= Exercise prompt =
Select all lines holding the word "수출물품의" from the entries that follow.

[Dataset rows]

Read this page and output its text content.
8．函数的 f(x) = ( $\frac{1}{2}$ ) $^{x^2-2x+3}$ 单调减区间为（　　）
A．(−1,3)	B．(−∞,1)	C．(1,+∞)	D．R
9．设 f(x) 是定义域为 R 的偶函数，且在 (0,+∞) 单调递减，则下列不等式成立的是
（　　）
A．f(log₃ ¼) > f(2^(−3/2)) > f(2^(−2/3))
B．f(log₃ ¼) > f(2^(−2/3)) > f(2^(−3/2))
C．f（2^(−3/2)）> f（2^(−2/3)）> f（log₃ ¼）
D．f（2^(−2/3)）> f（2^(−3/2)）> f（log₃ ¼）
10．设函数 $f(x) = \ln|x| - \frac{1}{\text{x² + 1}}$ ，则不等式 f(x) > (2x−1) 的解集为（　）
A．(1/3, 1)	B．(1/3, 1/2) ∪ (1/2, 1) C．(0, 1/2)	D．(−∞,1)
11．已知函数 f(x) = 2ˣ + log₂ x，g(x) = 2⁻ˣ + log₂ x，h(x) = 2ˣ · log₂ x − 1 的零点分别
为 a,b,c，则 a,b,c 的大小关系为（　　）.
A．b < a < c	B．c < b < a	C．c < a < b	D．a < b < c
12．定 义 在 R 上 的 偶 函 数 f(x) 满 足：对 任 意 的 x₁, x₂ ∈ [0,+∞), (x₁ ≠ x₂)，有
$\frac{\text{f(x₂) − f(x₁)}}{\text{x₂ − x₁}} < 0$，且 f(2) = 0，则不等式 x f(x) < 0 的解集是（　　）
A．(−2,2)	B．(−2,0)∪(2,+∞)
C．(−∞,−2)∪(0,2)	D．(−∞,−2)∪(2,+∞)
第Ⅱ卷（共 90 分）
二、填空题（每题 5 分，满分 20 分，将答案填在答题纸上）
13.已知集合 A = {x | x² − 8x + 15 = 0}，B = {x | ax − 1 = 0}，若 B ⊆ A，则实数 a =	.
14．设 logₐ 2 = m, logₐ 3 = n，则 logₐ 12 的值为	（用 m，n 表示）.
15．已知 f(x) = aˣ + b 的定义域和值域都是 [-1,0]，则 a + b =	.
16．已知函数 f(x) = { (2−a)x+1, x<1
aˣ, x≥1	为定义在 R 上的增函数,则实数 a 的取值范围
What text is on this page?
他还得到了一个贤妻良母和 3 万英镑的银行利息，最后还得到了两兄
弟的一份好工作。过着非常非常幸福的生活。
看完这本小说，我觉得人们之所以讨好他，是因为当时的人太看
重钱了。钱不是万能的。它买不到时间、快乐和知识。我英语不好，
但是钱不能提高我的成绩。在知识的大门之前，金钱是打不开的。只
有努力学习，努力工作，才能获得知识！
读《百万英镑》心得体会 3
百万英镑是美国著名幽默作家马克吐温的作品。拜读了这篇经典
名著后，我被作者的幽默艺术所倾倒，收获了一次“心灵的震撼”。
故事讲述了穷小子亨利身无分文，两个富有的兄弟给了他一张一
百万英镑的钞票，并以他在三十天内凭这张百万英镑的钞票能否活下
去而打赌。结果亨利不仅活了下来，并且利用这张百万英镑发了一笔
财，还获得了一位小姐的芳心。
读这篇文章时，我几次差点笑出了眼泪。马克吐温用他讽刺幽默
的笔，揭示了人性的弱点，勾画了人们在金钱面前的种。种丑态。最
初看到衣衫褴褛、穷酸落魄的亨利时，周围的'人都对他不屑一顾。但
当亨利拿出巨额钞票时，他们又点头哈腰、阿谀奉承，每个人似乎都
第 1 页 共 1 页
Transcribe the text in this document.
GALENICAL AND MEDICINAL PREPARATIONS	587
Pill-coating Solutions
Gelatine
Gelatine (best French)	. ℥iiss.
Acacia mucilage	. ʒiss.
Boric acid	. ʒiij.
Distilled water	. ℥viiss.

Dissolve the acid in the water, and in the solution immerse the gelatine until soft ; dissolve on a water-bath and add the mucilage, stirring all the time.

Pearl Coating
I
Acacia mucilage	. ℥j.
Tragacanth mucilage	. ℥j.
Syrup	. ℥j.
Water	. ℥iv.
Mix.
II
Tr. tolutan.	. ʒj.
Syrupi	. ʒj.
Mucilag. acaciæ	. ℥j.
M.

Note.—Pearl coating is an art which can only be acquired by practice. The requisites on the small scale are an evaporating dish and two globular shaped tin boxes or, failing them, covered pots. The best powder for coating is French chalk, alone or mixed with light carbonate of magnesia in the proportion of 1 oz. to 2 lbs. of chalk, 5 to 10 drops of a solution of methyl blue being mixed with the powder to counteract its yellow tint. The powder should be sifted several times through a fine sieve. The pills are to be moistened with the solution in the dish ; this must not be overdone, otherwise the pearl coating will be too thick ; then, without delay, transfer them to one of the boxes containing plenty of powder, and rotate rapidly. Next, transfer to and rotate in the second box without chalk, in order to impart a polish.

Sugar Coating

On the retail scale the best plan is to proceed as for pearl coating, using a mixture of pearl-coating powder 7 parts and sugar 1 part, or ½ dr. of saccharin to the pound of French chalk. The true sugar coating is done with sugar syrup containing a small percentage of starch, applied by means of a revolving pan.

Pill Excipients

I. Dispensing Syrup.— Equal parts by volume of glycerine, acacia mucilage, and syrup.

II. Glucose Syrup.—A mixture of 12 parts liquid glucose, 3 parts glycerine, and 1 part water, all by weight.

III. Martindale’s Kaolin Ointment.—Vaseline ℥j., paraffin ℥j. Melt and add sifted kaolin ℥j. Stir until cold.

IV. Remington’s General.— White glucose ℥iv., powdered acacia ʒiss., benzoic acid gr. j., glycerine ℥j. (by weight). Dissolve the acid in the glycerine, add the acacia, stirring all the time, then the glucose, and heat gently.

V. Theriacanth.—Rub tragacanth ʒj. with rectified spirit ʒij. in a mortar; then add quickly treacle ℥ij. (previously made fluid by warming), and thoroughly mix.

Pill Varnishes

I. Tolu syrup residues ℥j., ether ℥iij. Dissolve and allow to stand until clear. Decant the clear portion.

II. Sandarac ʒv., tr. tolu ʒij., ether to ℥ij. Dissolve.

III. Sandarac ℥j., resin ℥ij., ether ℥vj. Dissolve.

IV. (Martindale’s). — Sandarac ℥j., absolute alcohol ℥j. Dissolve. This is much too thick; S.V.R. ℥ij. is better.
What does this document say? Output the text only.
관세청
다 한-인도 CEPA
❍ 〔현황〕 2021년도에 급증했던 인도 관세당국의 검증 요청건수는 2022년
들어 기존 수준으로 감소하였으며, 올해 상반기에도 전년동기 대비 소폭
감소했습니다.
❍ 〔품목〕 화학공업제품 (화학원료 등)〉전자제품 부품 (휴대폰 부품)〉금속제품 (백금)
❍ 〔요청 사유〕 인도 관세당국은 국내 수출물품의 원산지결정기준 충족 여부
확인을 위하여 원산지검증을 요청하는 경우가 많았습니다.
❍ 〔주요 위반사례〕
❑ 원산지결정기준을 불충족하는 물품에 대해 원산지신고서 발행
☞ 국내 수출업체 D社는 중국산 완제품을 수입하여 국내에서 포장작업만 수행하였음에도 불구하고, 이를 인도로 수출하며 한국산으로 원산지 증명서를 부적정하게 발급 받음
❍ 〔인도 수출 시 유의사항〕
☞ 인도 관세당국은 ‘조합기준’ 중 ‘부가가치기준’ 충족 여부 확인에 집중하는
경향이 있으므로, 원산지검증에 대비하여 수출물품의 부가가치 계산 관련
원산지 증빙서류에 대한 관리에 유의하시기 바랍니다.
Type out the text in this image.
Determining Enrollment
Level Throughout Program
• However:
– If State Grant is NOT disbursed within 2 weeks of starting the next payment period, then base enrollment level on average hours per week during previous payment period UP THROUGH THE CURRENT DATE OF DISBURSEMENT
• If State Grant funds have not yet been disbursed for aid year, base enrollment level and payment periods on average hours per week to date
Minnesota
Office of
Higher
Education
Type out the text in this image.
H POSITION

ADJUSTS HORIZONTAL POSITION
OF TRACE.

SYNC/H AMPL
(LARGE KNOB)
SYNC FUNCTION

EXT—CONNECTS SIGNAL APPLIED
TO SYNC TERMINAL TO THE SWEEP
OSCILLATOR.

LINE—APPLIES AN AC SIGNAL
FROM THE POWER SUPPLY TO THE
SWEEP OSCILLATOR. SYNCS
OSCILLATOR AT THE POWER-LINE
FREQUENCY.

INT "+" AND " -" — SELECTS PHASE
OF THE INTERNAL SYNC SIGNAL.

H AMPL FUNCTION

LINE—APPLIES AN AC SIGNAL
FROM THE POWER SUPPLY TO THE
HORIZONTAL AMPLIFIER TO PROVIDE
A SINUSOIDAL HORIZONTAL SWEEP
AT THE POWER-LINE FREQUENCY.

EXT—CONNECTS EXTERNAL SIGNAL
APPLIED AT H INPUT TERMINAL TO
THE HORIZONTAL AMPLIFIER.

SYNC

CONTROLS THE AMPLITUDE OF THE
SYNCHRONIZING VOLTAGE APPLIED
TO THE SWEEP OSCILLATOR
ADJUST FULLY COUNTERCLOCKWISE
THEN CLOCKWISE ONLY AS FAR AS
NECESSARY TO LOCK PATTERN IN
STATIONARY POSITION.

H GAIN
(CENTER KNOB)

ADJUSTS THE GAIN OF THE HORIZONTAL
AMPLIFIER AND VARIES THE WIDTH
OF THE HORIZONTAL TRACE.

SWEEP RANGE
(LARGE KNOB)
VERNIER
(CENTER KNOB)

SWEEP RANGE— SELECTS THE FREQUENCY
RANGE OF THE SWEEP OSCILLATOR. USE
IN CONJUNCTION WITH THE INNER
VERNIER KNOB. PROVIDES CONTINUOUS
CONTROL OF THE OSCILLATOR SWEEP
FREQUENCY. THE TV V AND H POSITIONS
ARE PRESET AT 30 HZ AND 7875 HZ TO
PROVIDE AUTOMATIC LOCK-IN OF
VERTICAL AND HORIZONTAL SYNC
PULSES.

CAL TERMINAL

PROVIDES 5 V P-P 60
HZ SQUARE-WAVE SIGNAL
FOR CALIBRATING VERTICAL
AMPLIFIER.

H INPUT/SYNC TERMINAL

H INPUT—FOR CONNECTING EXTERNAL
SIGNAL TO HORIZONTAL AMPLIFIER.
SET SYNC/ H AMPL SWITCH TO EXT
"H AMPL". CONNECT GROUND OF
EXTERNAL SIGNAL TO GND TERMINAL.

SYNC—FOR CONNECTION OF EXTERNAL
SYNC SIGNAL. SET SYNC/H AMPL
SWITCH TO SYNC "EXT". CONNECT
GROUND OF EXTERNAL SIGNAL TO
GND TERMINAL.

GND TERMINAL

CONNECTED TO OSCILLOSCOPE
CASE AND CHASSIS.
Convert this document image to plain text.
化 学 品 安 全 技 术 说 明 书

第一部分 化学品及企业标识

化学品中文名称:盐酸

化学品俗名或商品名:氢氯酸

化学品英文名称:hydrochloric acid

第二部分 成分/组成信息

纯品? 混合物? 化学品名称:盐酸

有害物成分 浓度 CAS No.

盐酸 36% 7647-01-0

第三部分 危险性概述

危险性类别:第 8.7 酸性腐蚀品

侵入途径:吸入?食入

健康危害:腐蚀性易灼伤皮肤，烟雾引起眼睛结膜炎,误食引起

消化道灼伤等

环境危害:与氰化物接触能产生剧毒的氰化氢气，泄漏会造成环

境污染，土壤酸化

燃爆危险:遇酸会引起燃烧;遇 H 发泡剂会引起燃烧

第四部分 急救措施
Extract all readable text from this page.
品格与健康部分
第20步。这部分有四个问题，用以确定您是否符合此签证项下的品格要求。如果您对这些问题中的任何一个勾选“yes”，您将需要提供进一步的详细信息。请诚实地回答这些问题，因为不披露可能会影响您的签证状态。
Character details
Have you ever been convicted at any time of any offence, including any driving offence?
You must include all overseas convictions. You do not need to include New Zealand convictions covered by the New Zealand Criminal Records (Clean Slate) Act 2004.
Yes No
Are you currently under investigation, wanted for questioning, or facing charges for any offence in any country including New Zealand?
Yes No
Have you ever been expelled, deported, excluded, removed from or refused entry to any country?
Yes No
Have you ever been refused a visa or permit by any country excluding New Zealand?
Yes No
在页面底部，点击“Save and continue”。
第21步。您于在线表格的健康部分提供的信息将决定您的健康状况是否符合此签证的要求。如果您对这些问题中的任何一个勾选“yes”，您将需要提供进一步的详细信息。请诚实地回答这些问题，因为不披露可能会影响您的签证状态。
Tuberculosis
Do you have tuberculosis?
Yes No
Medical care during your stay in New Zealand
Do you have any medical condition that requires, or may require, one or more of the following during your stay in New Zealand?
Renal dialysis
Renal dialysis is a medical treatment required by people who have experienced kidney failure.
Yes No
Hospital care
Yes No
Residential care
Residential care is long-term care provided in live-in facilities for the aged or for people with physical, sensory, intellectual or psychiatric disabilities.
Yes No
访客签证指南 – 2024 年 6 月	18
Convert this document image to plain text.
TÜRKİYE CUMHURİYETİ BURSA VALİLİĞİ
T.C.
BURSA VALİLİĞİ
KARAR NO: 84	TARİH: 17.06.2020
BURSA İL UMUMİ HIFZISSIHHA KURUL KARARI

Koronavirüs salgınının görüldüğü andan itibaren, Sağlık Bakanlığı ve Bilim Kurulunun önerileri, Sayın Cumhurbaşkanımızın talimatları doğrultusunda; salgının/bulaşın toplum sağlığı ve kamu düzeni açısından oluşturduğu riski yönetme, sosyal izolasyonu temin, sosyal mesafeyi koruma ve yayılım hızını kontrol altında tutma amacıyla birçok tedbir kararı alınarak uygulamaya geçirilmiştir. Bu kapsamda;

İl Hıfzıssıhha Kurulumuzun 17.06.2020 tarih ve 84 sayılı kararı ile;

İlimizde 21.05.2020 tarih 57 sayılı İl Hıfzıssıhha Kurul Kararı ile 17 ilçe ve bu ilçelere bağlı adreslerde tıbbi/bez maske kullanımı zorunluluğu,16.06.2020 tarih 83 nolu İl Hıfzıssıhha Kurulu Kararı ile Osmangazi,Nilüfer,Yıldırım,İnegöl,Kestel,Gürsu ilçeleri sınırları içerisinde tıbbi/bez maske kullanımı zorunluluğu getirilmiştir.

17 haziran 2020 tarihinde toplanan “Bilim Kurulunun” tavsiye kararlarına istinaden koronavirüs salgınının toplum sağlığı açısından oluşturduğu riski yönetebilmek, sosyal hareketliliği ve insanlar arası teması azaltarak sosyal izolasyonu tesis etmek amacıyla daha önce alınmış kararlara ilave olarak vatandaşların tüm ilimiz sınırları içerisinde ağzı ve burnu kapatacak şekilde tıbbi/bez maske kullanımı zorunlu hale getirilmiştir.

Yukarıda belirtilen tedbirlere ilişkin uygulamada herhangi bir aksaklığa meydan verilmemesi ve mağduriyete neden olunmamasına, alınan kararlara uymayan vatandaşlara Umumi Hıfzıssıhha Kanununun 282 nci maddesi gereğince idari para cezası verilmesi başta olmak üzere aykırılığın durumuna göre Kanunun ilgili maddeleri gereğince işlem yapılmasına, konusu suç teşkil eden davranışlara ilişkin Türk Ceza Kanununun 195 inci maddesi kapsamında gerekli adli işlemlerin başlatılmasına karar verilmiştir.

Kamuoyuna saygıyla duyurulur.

= Output of the exercise =
❍ 〔요청 사유〕 인도 관세당국은 국내 수출물품의 원산지결정기준 충족 여부
경향이 있으므로, 원산지검증에 대비하여 수출물품의 부가가치 계산 관련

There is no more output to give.